What needs to be done: Transcribe every line of the entries below word for word, but leave out the pictures.

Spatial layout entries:
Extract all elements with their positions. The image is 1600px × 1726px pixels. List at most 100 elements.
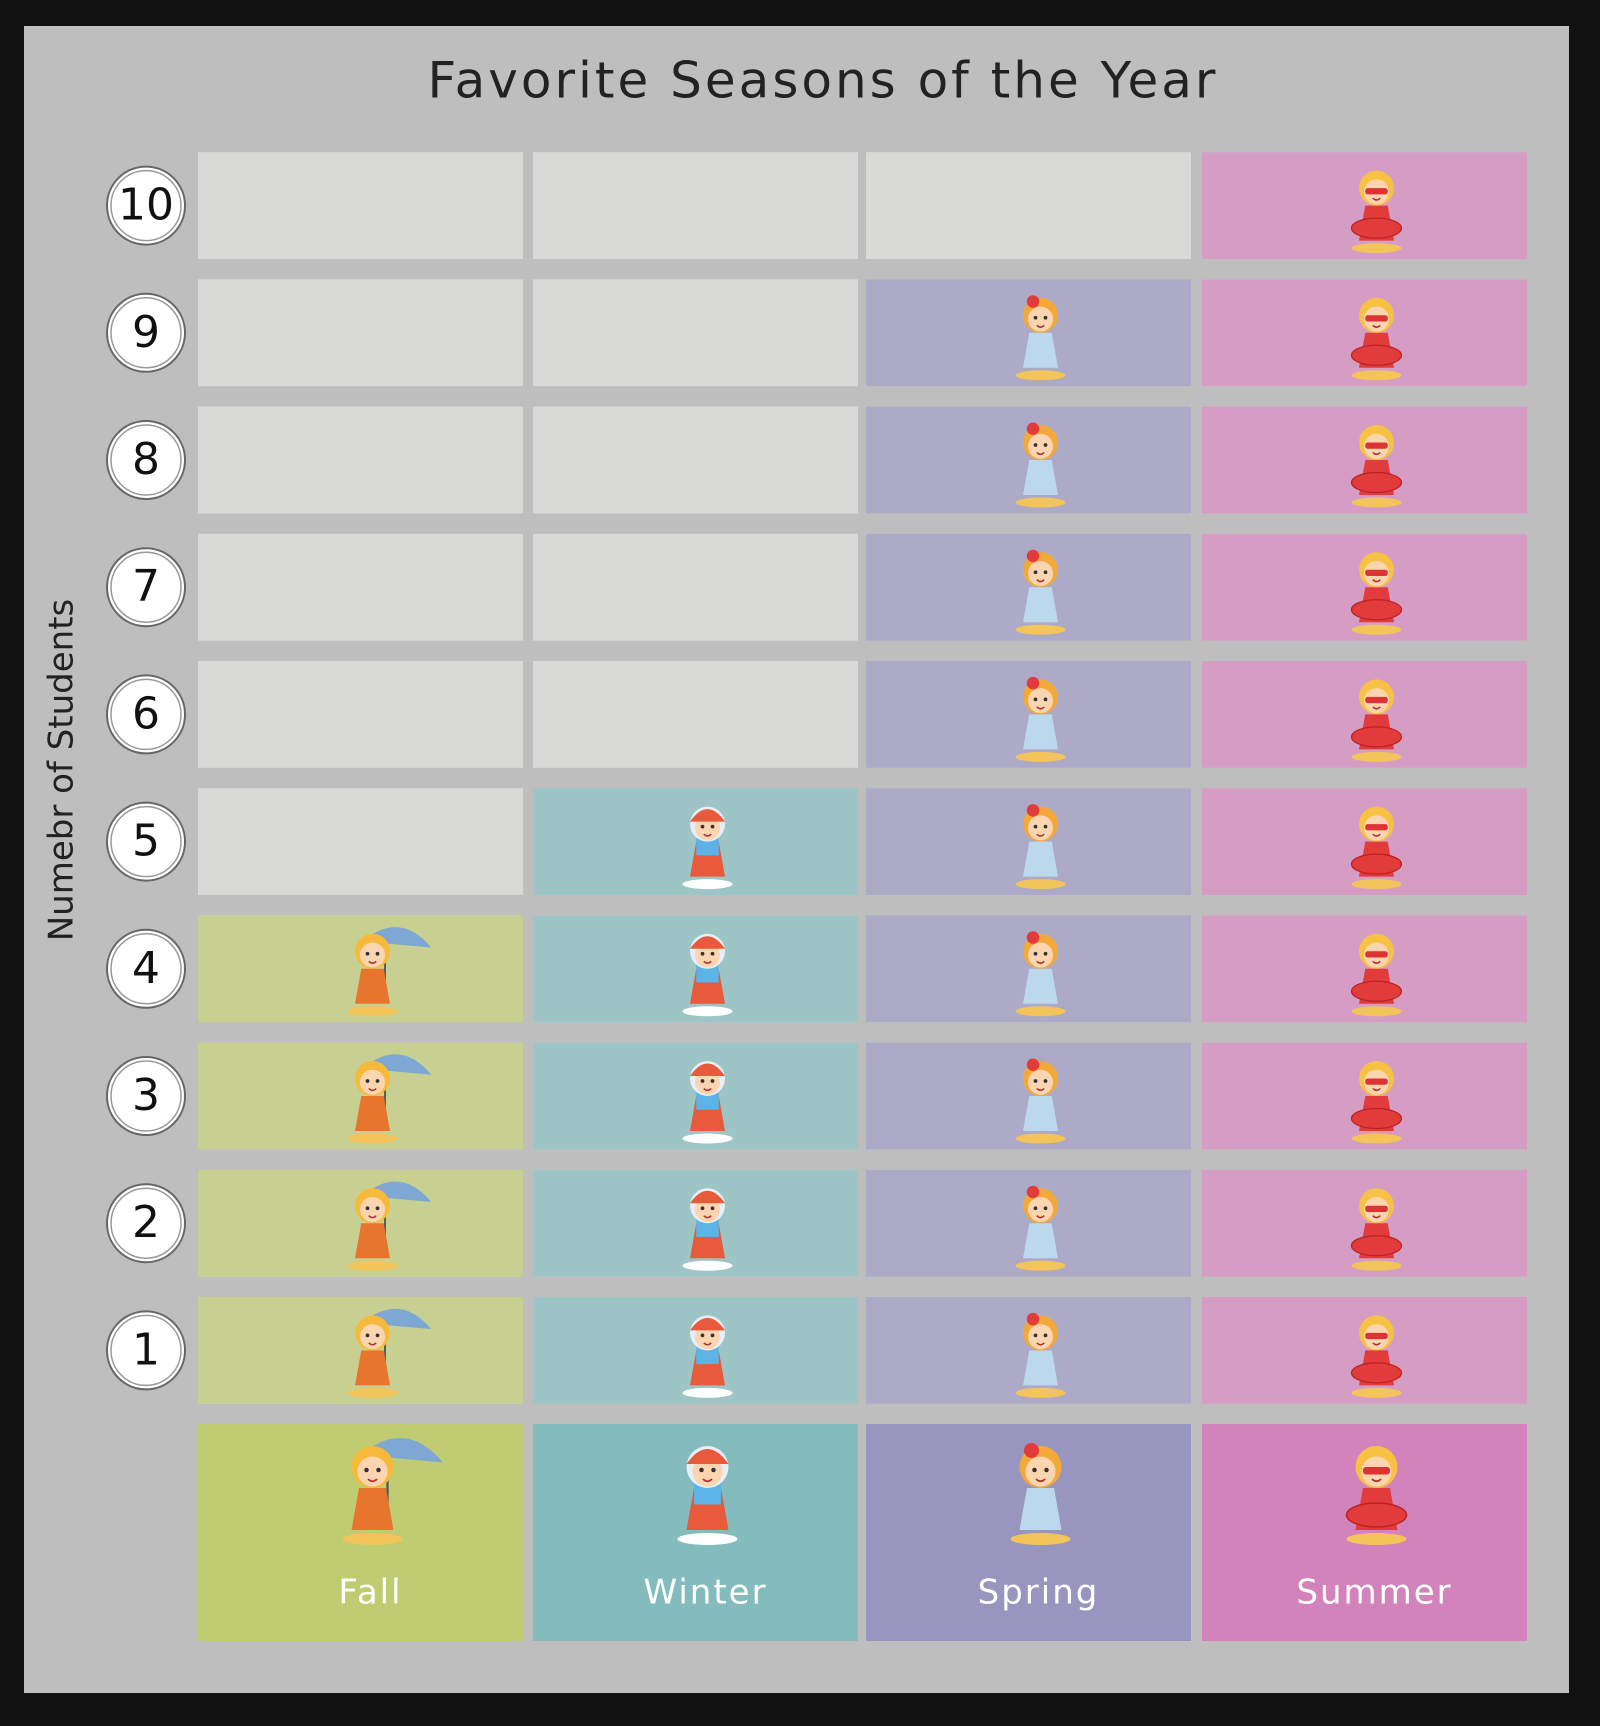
- x-tick-label: Summer: [1296, 1573, 1452, 1613]
- icon-part: [1043, 951, 1048, 956]
- icon-part: [702, 1478, 713, 1483]
- icon-part: [1023, 332, 1058, 368]
- icon-part: [1043, 1206, 1048, 1211]
- icon-part: [1026, 422, 1040, 435]
- icon-part: [710, 1079, 715, 1083]
- icon-part: [1363, 1467, 1390, 1475]
- icon-part: [700, 1333, 705, 1338]
- picture-cell: [533, 1296, 858, 1404]
- cell: [866, 788, 1191, 896]
- icon-part: [700, 824, 705, 829]
- icon-part: [1015, 1387, 1066, 1398]
- icon-part: [375, 1079, 380, 1083]
- icon-part: [1036, 1087, 1045, 1092]
- tick-circle: [106, 1183, 186, 1264]
- icon-part: [1350, 980, 1403, 1002]
- cell: [866, 1042, 1191, 1150]
- empty-cell: [533, 152, 858, 260]
- cell: [198, 1169, 523, 1277]
- icon-part: [1035, 1478, 1046, 1483]
- icon-part: [365, 1079, 370, 1083]
- icon-part: [690, 936, 725, 949]
- icon-part: [1026, 1058, 1040, 1071]
- tick-ring: [110, 424, 182, 496]
- picture-cell: [866, 915, 1191, 1023]
- icon-part: [1351, 243, 1402, 254]
- icon-part: [1026, 549, 1040, 563]
- tick-ring: [110, 297, 182, 369]
- empty-cell: [198, 788, 523, 896]
- icon-part: [1371, 1478, 1382, 1483]
- category-icon: [1345, 1446, 1408, 1545]
- icon-part: [703, 833, 712, 837]
- icon-part: [1033, 570, 1038, 575]
- icon-part: [690, 1317, 725, 1331]
- category-icon: [342, 1437, 443, 1545]
- picture-cell: [1202, 1042, 1527, 1150]
- picture-cell: [1202, 1296, 1527, 1404]
- icon-part: [1015, 751, 1066, 762]
- icon-part: [1043, 1333, 1048, 1338]
- icon-part: [364, 1467, 369, 1473]
- picture-cell: [1202, 660, 1527, 768]
- icon-part: [1044, 1467, 1049, 1473]
- tick-circle: [106, 928, 186, 1009]
- icon-part: [699, 1467, 704, 1473]
- cell: [866, 406, 1191, 514]
- icon-part: [1351, 751, 1402, 762]
- icon-part: [710, 1206, 715, 1211]
- icon-part: [351, 1488, 394, 1530]
- icon-part: [368, 1087, 377, 1092]
- icon-part: [1351, 497, 1402, 508]
- icon-part: [1028, 433, 1053, 459]
- icon-part: [690, 1190, 725, 1204]
- tick-ring: [110, 551, 182, 623]
- picture-cell: [866, 660, 1191, 768]
- picture-cell: [866, 1296, 1191, 1404]
- icon-part: [360, 1069, 385, 1095]
- icon-part: [686, 1449, 729, 1464]
- icon-part: [1372, 833, 1381, 837]
- chart-title: Favorite Seasons of the Year: [427, 52, 1218, 110]
- icon-part: [700, 1206, 705, 1211]
- icon-part: [1350, 1107, 1403, 1130]
- picture-cell: [866, 788, 1191, 896]
- empty-cell: [533, 406, 858, 514]
- picture-cell: [198, 1042, 523, 1150]
- icon-part: [1036, 960, 1045, 964]
- tick-ring: [110, 1060, 182, 1132]
- icon-part: [1033, 697, 1038, 702]
- icon-part: [1365, 1332, 1388, 1340]
- tick-circle: [106, 165, 186, 246]
- cell: [1202, 1169, 1527, 1277]
- icon-part: [1026, 1185, 1040, 1199]
- icon-part: [700, 951, 705, 956]
- y-tick-label: 8: [132, 434, 160, 485]
- icon-part: [347, 1387, 398, 1398]
- icon-part: [1365, 824, 1388, 831]
- icon-part: [1024, 1443, 1039, 1458]
- tick-ring: [110, 805, 182, 878]
- icon-part: [347, 1260, 398, 1271]
- cell: [866, 660, 1191, 768]
- picture-cell: [533, 788, 858, 896]
- category-icon: [1010, 1443, 1071, 1545]
- y-axis-label: Numebr of Students: [42, 599, 82, 942]
- icon-part: [1036, 1342, 1045, 1346]
- empty-cell: [198, 152, 523, 260]
- picture-cell: [533, 915, 858, 1023]
- icon-part: [696, 965, 719, 983]
- icon-part: [1350, 471, 1403, 494]
- icon-part: [1028, 306, 1053, 332]
- icon-part: [368, 1342, 377, 1346]
- picture-cell: [198, 915, 523, 1023]
- icon-part: [1350, 344, 1403, 366]
- tick-ring: [110, 1187, 182, 1259]
- y-tick-label: 7: [132, 561, 160, 612]
- icon-part: [1365, 315, 1388, 322]
- icon-part: [682, 1133, 733, 1144]
- icon-part: [1036, 833, 1045, 837]
- icon-part: [355, 1350, 390, 1386]
- icon-part: [1025, 1456, 1056, 1487]
- empty-cell: [198, 660, 523, 768]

Written answer:
Extract all elements with their positions. The image is 1600px × 1726px pixels. List at most 100 elements.
- x-tick-label: Summer: [1296, 1573, 1452, 1613]
- icon-part: [1043, 951, 1048, 956]
- icon-part: [702, 1478, 713, 1483]
- icon-part: [1023, 332, 1058, 368]
- icon-part: [1043, 1206, 1048, 1211]
- icon-part: [1026, 422, 1040, 435]
- icon-part: [710, 1079, 715, 1083]
- icon-part: [1363, 1467, 1390, 1475]
- icon-part: [700, 1333, 705, 1338]
- picture-cell: [533, 1296, 858, 1404]
- cell: [866, 788, 1191, 896]
- icon-part: [700, 824, 705, 829]
- icon-part: [1015, 1387, 1066, 1398]
- icon-part: [375, 1079, 380, 1083]
- icon-part: [1036, 1087, 1045, 1092]
- tick-circle: [106, 1183, 186, 1264]
- icon-part: [1350, 980, 1403, 1002]
- cell: [866, 1042, 1191, 1150]
- empty-cell: [533, 152, 858, 260]
- cell: [198, 1169, 523, 1277]
- icon-part: [1035, 1478, 1046, 1483]
- icon-part: [365, 1079, 370, 1083]
- icon-part: [690, 936, 725, 949]
- icon-part: [1026, 1058, 1040, 1071]
- tick-ring: [110, 424, 182, 496]
- picture-cell: [866, 915, 1191, 1023]
- icon-part: [1351, 243, 1402, 254]
- icon-part: [1026, 549, 1040, 563]
- tick-ring: [110, 297, 182, 369]
- empty-cell: [198, 788, 523, 896]
- icon-part: [1371, 1478, 1382, 1483]
- category-icon: [1345, 1446, 1408, 1545]
- icon-part: [703, 833, 712, 837]
- icon-part: [1033, 570, 1038, 575]
- icon-part: [690, 1317, 725, 1331]
- category-icon: [342, 1437, 443, 1545]
- picture-cell: [1202, 1042, 1527, 1150]
- picture-cell: [1202, 1296, 1527, 1404]
- icon-part: [1015, 751, 1066, 762]
- icon-part: [1043, 1333, 1048, 1338]
- icon-part: [364, 1467, 369, 1473]
- picture-cell: [1202, 660, 1527, 768]
- icon-part: [1044, 1467, 1049, 1473]
- tick-circle: [106, 928, 186, 1009]
- icon-part: [699, 1467, 704, 1473]
- cell: [866, 406, 1191, 514]
- icon-part: [1351, 751, 1402, 762]
- icon-part: [710, 1206, 715, 1211]
- icon-part: [351, 1488, 394, 1530]
- icon-part: [368, 1087, 377, 1092]
- icon-part: [1351, 497, 1402, 508]
- icon-part: [1028, 433, 1053, 459]
- icon-part: [690, 1190, 725, 1204]
- tick-ring: [110, 551, 182, 623]
- picture-cell: [866, 660, 1191, 768]
- picture-cell: [866, 1296, 1191, 1404]
- icon-part: [360, 1069, 385, 1095]
- icon-part: [686, 1449, 729, 1464]
- icon-part: [1372, 833, 1381, 837]
- chart-title: Favorite Seasons of the Year: [427, 52, 1218, 110]
- icon-part: [700, 1206, 705, 1211]
- icon-part: [1350, 1107, 1403, 1130]
- picture-cell: [866, 788, 1191, 896]
- empty-cell: [533, 406, 858, 514]
- picture-cell: [198, 1042, 523, 1150]
- icon-part: [1036, 960, 1045, 964]
- tick-ring: [110, 1060, 182, 1132]
- icon-part: [1033, 697, 1038, 702]
- icon-part: [1365, 1332, 1388, 1340]
- tick-circle: [106, 165, 186, 246]
- cell: [1202, 1169, 1527, 1277]
- icon-part: [1026, 1185, 1040, 1199]
- icon-part: [700, 951, 705, 956]
- y-tick-label: 8: [132, 434, 160, 485]
- icon-part: [347, 1387, 398, 1398]
- icon-part: [1365, 824, 1388, 831]
- icon-part: [1024, 1443, 1039, 1458]
- tick-ring: [110, 805, 182, 878]
- icon-part: [347, 1260, 398, 1271]
- cell: [866, 660, 1191, 768]
- picture-cell: [533, 788, 858, 896]
- category-icon: [1010, 1443, 1071, 1545]
- y-axis-label: Numebr of Students: [42, 599, 82, 942]
- icon-part: [1036, 1342, 1045, 1346]
- empty-cell: [198, 152, 523, 260]
- picture-cell: [533, 915, 858, 1023]
- icon-part: [696, 965, 719, 983]
- icon-part: [1350, 471, 1403, 494]
- icon-part: [1028, 306, 1053, 332]
- icon-part: [368, 1342, 377, 1346]
- picture-cell: [198, 915, 523, 1023]
- icon-part: [1350, 344, 1403, 366]
- tick-ring: [110, 1187, 182, 1259]
- y-tick-label: 7: [132, 561, 160, 612]
- icon-part: [1365, 315, 1388, 322]
- icon-part: [682, 1133, 733, 1144]
- icon-part: [1036, 833, 1045, 837]
- icon-part: [355, 1350, 390, 1386]
- icon-part: [1025, 1456, 1056, 1487]
- empty-cell: [198, 660, 523, 768]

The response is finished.